## begin

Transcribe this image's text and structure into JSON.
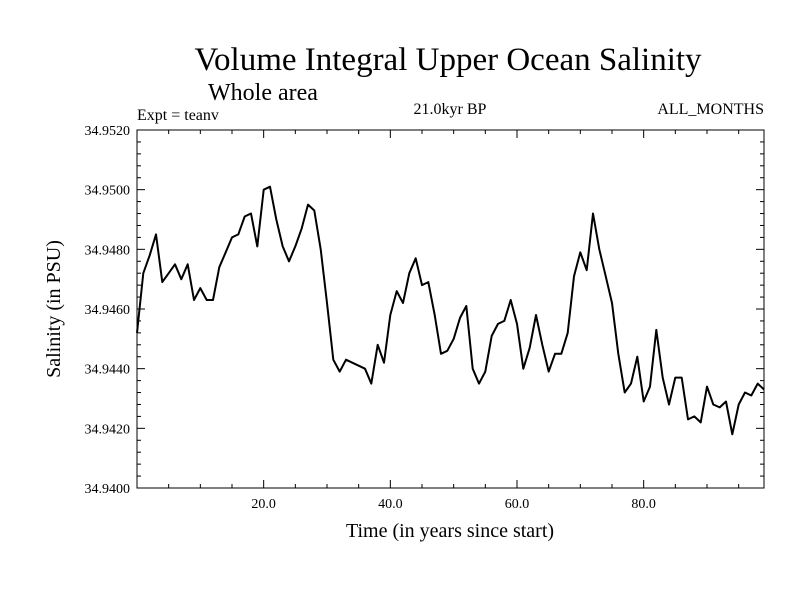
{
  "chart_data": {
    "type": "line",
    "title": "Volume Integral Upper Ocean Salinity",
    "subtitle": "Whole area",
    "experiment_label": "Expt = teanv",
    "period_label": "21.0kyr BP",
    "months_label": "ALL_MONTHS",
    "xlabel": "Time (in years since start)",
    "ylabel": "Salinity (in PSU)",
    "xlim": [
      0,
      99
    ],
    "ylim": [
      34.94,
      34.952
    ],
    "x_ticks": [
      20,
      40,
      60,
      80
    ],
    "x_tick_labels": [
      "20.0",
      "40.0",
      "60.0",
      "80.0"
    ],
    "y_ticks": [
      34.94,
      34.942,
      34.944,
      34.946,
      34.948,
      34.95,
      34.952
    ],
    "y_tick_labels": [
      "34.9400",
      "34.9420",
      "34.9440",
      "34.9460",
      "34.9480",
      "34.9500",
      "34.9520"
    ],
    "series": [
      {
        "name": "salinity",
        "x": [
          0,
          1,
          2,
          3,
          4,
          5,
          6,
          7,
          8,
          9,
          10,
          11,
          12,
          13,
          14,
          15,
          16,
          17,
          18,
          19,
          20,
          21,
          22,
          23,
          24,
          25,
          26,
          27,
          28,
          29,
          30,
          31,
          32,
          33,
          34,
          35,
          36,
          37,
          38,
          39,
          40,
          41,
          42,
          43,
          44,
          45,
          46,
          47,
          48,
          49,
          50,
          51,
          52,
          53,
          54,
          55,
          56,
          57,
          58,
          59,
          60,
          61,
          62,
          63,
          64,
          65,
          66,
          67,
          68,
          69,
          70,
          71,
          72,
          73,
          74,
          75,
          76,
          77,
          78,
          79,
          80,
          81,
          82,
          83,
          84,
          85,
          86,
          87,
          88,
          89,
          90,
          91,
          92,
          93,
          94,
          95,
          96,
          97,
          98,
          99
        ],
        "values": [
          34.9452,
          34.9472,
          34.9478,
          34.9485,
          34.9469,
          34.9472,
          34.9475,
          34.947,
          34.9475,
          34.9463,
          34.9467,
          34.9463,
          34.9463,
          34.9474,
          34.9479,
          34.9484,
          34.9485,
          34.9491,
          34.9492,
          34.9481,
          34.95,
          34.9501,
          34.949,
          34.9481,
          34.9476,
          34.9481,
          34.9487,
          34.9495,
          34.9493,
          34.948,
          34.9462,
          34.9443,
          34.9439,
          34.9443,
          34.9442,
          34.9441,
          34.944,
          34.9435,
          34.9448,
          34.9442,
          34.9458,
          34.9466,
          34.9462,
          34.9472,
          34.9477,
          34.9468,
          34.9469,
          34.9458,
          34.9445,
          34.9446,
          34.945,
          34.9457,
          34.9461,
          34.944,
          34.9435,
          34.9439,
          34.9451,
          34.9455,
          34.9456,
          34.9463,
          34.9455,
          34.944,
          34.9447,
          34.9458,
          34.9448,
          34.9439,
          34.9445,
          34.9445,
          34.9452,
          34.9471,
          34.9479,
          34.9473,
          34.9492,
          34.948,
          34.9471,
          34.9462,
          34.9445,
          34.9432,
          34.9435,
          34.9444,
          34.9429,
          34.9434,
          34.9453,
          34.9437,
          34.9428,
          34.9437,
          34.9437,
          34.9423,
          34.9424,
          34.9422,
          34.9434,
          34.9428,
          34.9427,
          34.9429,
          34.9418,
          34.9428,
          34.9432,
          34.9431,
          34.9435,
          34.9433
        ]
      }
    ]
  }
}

## end
## begin

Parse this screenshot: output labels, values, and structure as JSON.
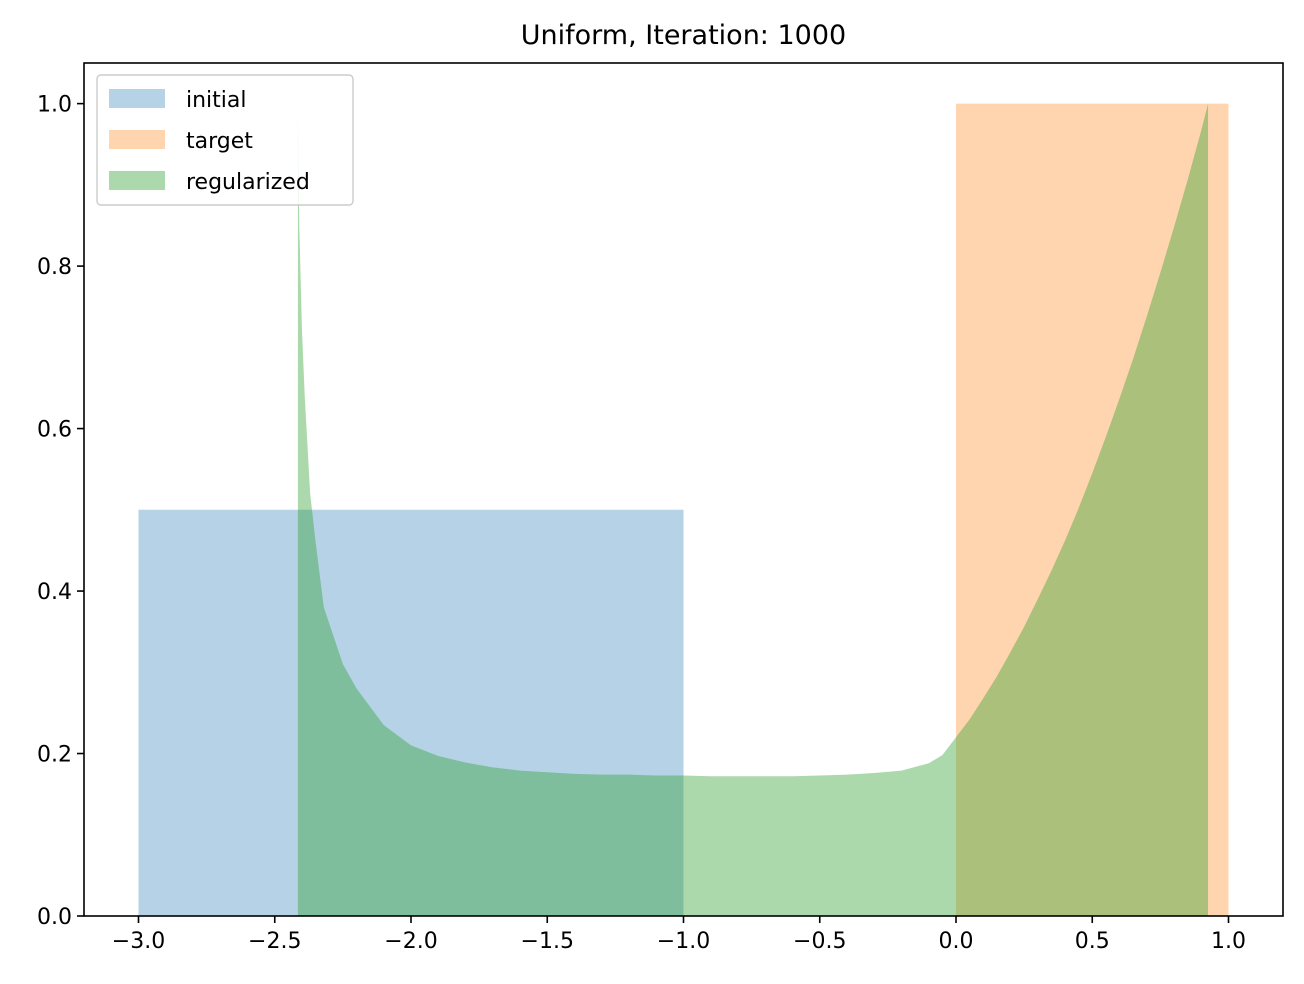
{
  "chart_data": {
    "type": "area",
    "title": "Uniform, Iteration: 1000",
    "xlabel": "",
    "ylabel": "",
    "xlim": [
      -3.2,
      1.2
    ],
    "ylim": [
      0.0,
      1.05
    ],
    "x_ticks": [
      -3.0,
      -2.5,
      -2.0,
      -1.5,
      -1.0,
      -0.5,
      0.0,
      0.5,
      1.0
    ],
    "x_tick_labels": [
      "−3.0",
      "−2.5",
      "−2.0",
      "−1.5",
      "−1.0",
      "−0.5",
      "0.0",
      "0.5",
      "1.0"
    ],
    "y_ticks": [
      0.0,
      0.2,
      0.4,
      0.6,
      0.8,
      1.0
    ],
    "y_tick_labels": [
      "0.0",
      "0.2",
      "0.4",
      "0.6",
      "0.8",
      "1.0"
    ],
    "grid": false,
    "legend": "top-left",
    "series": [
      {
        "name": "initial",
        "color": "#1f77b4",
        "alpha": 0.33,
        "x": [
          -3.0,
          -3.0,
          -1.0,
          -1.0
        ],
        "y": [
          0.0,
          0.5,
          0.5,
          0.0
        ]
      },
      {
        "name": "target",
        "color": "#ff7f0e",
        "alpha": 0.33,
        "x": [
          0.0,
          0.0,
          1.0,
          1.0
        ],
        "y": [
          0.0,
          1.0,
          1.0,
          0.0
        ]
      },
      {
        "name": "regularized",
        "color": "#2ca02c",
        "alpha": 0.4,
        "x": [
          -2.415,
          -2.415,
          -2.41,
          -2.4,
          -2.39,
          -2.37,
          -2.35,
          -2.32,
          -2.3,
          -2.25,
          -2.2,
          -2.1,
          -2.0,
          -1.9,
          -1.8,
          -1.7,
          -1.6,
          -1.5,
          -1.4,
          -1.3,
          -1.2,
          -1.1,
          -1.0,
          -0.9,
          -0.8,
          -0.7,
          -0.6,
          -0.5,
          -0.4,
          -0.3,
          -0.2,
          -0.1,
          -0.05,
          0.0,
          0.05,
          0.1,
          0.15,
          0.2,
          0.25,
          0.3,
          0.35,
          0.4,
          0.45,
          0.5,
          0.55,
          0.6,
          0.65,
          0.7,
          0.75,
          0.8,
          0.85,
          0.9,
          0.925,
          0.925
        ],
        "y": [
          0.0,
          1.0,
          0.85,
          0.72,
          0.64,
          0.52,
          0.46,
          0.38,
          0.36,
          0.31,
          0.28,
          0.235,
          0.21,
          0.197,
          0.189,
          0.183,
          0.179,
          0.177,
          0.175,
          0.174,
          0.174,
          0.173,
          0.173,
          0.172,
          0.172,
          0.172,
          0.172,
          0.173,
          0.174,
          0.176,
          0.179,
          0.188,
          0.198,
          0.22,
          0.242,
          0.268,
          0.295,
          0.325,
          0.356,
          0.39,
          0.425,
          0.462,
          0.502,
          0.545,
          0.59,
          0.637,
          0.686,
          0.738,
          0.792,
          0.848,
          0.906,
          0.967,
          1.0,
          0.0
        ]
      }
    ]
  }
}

## end
## begin

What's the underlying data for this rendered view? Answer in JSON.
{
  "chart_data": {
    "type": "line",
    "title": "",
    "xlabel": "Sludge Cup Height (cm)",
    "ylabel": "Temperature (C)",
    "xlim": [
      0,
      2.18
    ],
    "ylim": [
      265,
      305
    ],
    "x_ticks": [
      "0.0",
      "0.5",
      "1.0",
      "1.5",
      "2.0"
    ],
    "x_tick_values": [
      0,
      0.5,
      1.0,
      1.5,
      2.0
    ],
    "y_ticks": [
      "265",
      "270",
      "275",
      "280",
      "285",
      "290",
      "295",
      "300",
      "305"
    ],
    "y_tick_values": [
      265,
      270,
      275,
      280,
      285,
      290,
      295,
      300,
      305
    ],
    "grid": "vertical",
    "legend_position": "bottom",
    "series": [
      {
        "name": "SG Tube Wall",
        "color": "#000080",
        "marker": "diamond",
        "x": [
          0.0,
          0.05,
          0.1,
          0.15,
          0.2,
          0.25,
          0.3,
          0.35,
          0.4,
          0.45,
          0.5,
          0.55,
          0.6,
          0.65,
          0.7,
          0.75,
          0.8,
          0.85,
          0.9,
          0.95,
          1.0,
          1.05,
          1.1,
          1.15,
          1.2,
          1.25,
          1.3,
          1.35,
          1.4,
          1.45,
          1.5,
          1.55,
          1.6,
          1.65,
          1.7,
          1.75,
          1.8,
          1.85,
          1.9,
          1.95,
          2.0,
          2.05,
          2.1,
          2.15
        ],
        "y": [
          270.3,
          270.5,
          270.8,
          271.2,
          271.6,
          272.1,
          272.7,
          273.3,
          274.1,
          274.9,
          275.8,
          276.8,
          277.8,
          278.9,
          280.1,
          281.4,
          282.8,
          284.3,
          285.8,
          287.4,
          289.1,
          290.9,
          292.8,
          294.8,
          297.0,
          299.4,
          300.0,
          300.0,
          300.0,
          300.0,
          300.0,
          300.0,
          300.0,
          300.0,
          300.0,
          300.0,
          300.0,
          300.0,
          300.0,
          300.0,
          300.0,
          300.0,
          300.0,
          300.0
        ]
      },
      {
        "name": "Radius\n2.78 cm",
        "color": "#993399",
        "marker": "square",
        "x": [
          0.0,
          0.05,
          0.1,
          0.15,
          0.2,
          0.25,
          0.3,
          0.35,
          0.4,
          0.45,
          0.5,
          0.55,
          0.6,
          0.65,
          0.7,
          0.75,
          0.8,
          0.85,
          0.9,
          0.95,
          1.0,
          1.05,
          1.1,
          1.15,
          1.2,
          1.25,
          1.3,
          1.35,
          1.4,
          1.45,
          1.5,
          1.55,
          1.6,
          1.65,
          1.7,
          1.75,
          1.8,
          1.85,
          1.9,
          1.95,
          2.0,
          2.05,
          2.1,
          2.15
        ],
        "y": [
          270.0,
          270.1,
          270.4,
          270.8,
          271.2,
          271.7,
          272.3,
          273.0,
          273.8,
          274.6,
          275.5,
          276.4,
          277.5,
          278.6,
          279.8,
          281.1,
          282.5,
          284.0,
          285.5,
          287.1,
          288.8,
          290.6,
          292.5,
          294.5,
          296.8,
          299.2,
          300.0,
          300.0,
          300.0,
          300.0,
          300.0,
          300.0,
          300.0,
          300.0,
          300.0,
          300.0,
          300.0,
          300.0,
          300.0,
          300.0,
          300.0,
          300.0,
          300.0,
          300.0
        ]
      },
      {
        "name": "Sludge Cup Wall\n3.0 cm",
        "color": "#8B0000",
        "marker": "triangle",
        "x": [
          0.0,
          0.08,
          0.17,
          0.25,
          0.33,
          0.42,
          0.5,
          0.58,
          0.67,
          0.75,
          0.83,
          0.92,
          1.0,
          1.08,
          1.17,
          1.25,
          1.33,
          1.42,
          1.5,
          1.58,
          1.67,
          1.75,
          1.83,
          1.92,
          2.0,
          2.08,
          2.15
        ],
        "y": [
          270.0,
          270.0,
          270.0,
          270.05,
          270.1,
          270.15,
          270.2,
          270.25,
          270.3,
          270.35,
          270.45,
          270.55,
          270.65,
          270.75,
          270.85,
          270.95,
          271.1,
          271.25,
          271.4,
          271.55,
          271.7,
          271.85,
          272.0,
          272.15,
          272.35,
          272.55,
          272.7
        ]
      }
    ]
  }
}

## end

* WHAT THE EXERCISE ASKS *
State only the number of lines in these entries that contain "ylabel".

* THE OUTPUT *
3